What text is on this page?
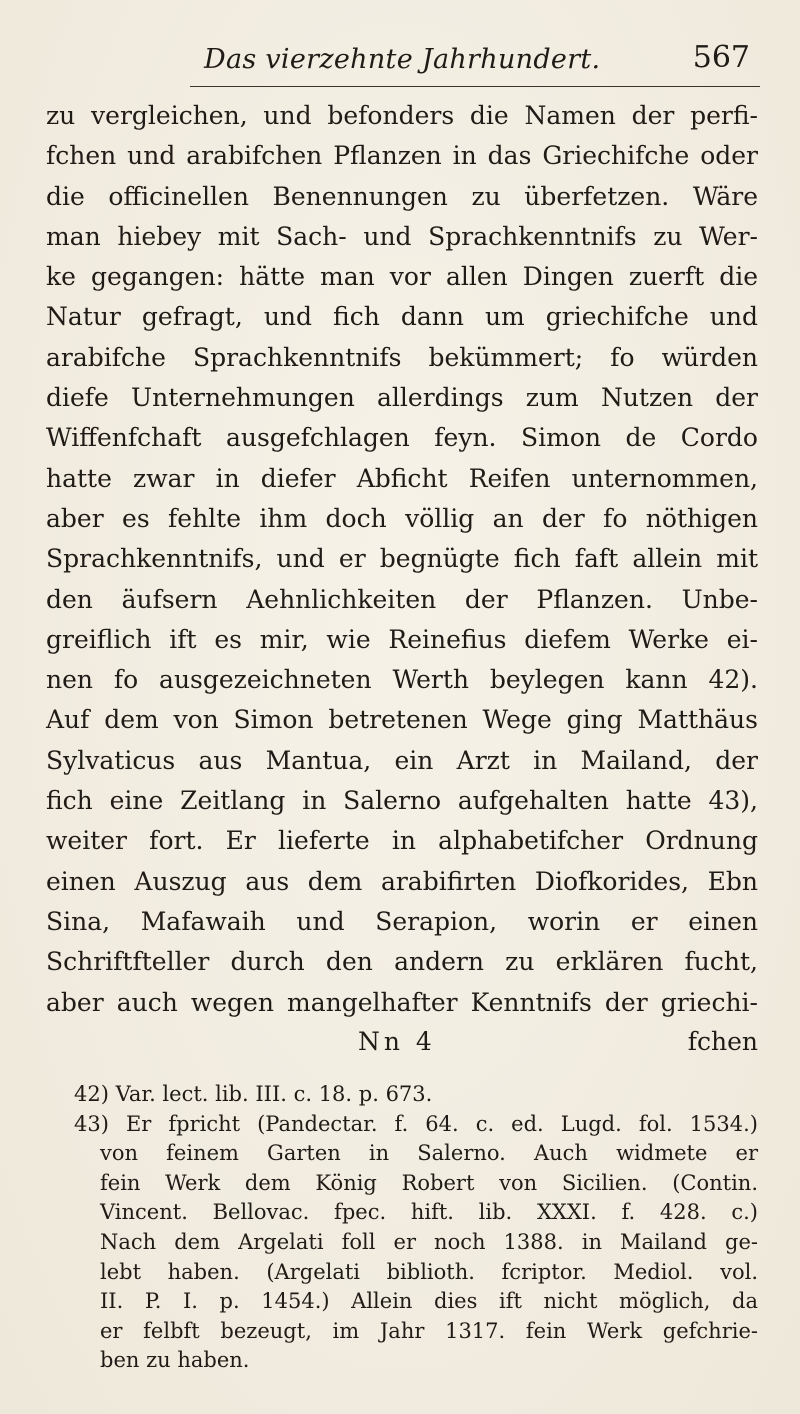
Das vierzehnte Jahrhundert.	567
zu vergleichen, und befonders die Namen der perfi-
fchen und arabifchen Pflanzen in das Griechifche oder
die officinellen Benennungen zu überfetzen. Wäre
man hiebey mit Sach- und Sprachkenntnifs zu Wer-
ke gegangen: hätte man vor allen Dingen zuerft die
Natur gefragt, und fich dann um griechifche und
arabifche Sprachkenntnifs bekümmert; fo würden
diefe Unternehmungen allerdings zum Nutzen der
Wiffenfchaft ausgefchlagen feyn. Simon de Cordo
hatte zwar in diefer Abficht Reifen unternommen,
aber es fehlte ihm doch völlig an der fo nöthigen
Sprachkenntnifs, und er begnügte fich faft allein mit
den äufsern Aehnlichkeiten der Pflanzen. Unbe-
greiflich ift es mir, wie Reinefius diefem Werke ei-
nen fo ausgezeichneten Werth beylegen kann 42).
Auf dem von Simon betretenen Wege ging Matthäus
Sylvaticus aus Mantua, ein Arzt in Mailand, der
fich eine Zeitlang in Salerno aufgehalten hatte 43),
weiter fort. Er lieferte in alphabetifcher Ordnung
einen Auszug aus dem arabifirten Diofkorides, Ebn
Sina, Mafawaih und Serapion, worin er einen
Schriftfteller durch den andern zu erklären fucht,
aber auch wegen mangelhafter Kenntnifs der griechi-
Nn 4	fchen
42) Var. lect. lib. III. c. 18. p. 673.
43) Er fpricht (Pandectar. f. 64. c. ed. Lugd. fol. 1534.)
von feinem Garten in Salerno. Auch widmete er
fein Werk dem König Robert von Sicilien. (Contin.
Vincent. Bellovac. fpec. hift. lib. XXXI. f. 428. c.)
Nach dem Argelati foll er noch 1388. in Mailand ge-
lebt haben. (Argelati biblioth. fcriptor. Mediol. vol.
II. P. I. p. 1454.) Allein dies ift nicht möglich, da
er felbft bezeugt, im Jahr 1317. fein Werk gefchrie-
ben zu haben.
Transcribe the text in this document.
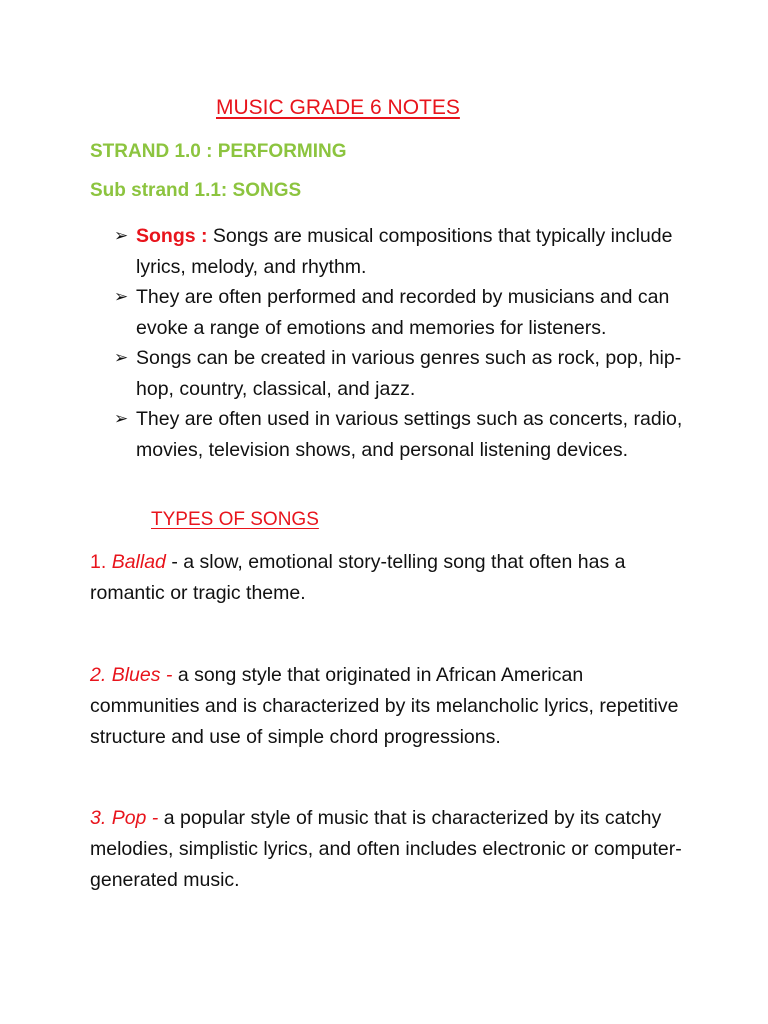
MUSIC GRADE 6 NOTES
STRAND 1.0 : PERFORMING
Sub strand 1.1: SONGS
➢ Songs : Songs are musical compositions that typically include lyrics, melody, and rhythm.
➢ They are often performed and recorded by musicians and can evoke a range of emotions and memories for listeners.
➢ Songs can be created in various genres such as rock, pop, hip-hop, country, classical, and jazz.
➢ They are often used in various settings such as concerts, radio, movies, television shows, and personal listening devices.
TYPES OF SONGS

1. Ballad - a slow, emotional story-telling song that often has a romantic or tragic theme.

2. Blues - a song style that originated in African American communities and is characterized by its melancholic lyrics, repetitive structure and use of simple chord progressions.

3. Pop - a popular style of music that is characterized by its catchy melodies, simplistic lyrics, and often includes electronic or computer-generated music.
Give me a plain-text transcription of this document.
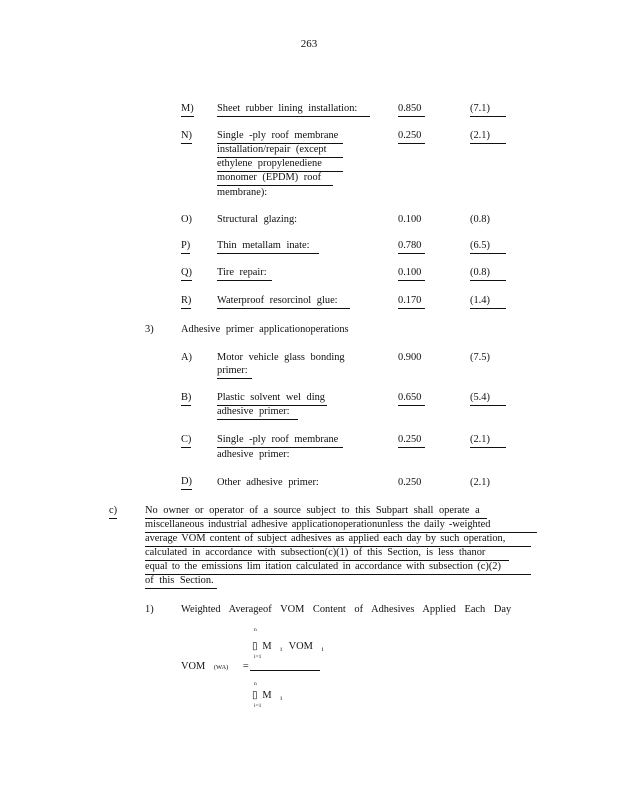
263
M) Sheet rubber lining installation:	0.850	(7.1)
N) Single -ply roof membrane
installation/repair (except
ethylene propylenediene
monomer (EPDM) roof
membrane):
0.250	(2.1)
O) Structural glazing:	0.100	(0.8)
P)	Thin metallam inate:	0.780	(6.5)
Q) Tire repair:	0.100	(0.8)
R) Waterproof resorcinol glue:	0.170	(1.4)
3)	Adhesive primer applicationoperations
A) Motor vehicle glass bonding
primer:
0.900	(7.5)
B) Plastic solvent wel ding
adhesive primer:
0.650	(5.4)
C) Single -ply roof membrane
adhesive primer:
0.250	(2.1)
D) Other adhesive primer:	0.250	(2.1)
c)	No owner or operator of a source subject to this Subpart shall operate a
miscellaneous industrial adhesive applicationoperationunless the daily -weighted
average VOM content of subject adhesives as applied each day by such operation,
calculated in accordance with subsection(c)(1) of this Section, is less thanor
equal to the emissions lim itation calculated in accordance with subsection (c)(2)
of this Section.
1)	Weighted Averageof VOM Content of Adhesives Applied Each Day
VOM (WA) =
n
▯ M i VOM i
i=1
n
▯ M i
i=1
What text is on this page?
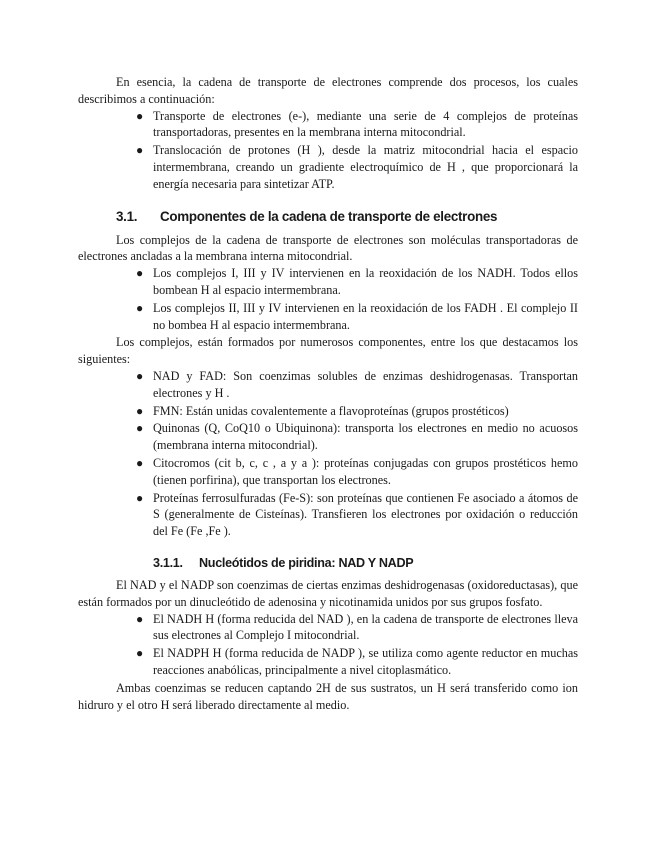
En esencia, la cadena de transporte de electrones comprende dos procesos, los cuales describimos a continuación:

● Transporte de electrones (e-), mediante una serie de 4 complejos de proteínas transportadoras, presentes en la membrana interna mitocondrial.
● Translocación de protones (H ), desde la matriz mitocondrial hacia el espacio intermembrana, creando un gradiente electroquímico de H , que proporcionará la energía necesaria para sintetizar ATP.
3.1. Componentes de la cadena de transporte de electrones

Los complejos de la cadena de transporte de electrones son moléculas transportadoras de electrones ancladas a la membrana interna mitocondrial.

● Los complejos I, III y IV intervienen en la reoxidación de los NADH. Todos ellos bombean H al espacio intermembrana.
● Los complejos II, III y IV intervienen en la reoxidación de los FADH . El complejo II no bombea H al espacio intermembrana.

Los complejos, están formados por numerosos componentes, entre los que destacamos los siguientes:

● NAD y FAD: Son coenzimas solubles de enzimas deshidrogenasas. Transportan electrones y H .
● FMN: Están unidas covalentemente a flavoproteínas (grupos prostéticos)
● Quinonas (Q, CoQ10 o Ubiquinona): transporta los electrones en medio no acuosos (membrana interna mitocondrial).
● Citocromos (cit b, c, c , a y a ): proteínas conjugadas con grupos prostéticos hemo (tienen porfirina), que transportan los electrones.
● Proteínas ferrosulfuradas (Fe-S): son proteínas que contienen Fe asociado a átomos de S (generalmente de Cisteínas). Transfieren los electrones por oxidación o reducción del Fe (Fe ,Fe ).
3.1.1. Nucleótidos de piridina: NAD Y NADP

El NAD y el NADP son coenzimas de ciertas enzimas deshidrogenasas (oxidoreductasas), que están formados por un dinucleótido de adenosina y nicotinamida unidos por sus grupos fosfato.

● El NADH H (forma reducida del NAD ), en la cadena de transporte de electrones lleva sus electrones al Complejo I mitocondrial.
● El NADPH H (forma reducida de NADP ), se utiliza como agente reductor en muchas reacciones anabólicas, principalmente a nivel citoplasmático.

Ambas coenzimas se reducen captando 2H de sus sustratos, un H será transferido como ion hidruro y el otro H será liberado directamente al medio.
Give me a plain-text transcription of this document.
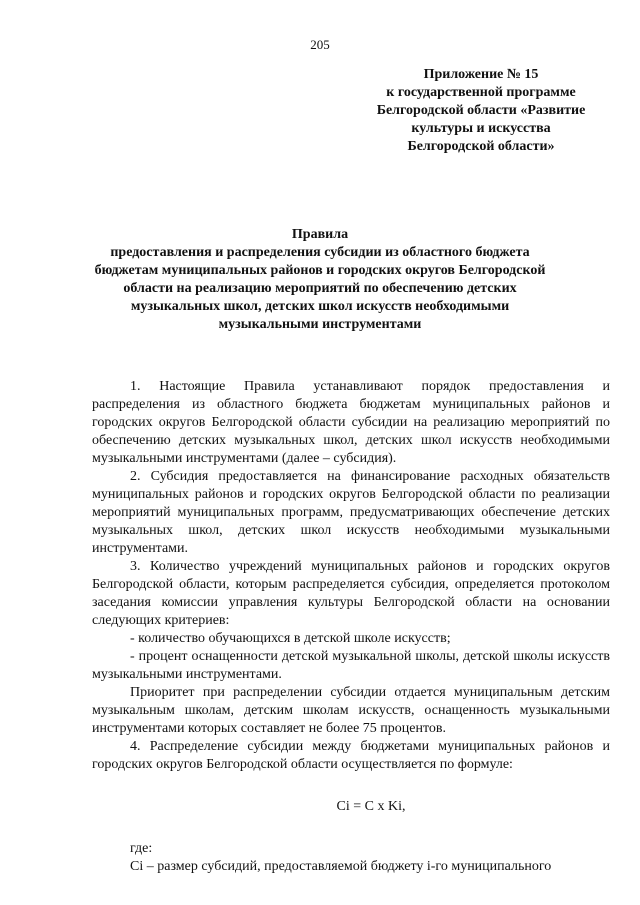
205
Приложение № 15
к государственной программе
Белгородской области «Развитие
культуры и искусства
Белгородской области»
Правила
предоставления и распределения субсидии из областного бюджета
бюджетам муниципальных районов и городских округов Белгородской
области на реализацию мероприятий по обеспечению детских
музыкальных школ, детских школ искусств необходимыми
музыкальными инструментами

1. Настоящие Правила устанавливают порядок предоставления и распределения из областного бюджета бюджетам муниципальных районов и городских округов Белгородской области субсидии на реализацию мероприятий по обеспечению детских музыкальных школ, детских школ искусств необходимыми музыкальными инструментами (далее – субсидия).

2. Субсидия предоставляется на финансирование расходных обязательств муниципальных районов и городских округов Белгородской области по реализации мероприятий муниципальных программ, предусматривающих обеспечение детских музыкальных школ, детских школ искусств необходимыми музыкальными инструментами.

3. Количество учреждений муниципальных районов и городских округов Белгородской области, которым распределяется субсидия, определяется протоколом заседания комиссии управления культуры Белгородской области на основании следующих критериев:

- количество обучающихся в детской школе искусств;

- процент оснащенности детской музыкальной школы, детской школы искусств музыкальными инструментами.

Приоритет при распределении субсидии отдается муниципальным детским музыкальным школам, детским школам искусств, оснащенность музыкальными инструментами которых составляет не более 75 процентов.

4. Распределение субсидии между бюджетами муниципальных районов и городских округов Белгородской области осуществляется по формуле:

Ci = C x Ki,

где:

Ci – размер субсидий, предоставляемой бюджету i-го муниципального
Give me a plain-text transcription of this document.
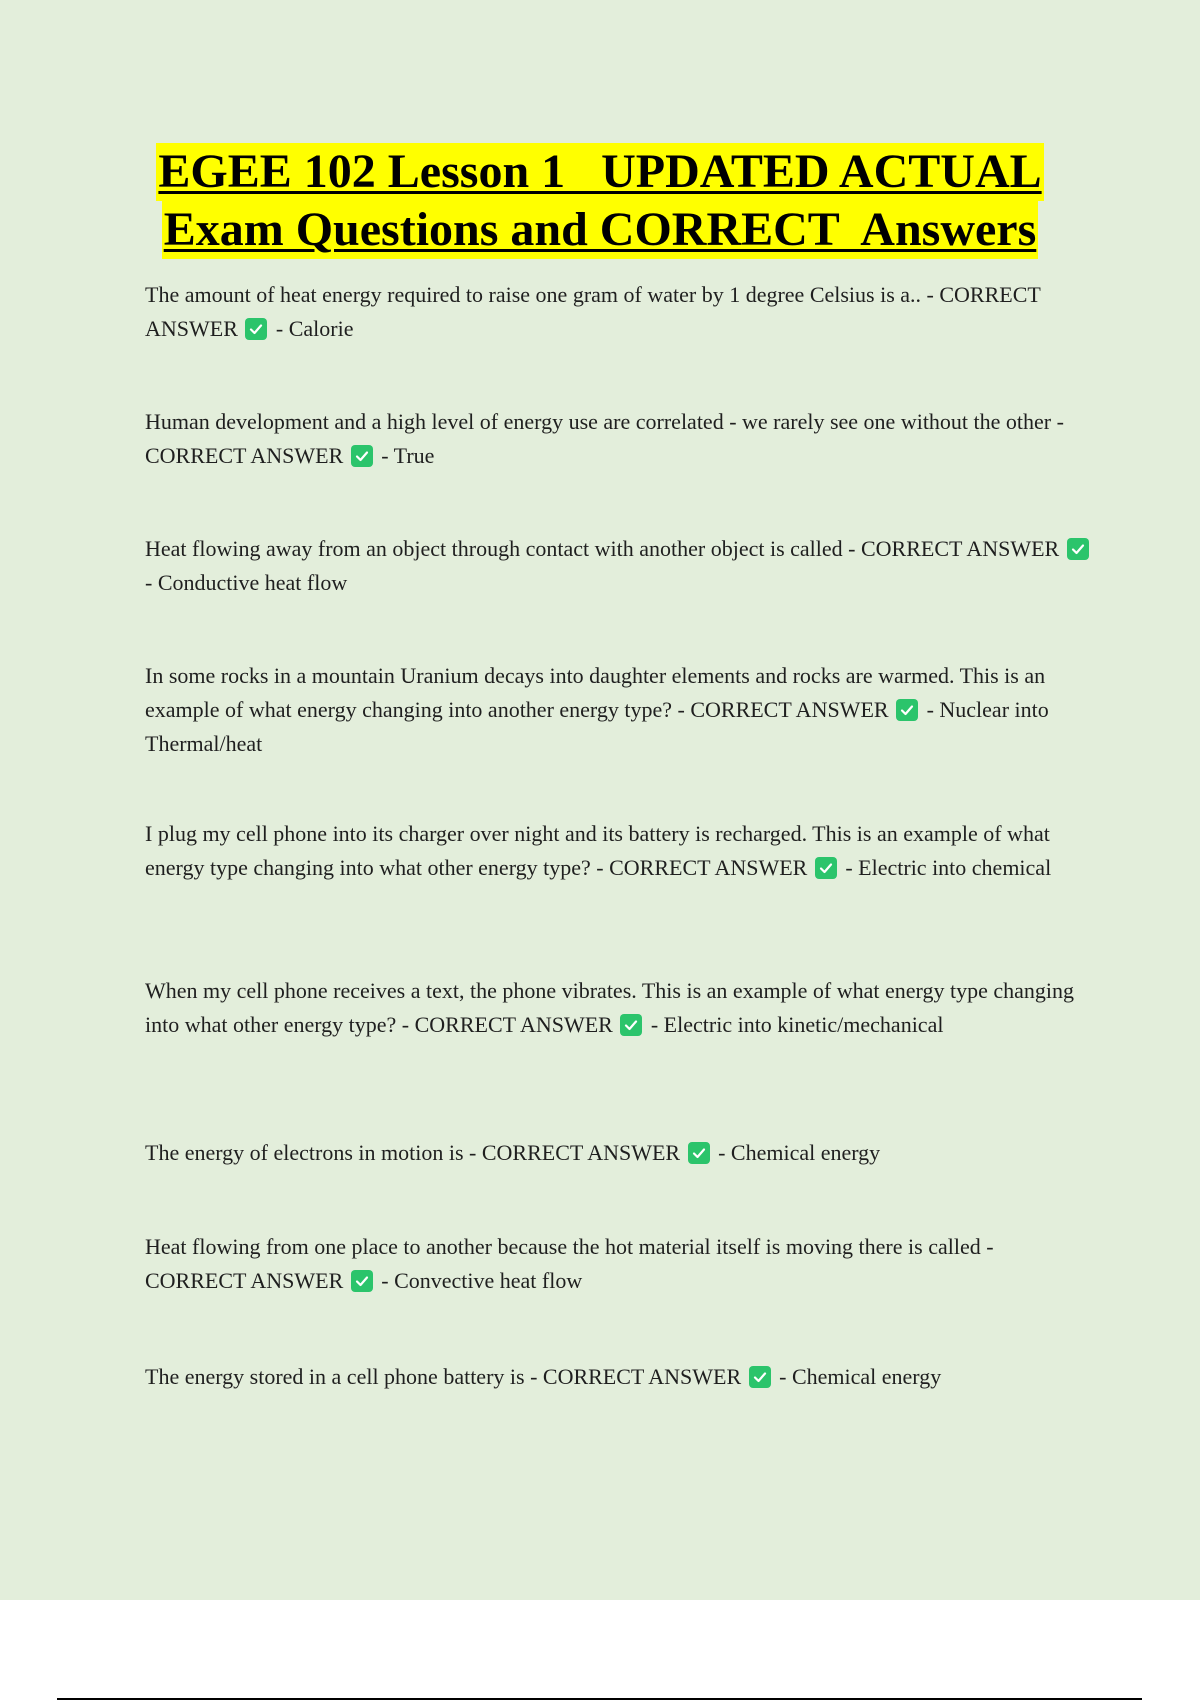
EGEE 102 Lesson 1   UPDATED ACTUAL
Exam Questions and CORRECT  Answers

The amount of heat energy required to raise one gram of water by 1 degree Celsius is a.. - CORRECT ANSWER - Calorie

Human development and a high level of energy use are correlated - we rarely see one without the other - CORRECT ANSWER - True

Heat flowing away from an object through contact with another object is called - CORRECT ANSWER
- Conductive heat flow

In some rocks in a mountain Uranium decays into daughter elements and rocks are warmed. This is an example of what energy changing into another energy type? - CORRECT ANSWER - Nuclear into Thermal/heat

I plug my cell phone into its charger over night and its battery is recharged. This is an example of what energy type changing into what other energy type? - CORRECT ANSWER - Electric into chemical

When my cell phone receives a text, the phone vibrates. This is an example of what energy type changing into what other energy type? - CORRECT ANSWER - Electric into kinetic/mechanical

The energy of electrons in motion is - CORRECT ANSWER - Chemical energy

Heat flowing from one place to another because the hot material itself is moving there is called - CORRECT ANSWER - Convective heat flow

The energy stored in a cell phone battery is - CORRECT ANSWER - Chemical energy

» **Exercise goal**
Look through the entries above and list every line containing "reducida".

» **Answer for this exercise**
● El NADH H (forma reducida del NAD ), en la cadena de transporte de electrones lleva sus electrones al Complejo I mitocondrial.
● El NADPH H (forma reducida de NADP ), se utiliza como agente reductor en muchas reacciones anabólicas, principalmente a nivel citoplasmático.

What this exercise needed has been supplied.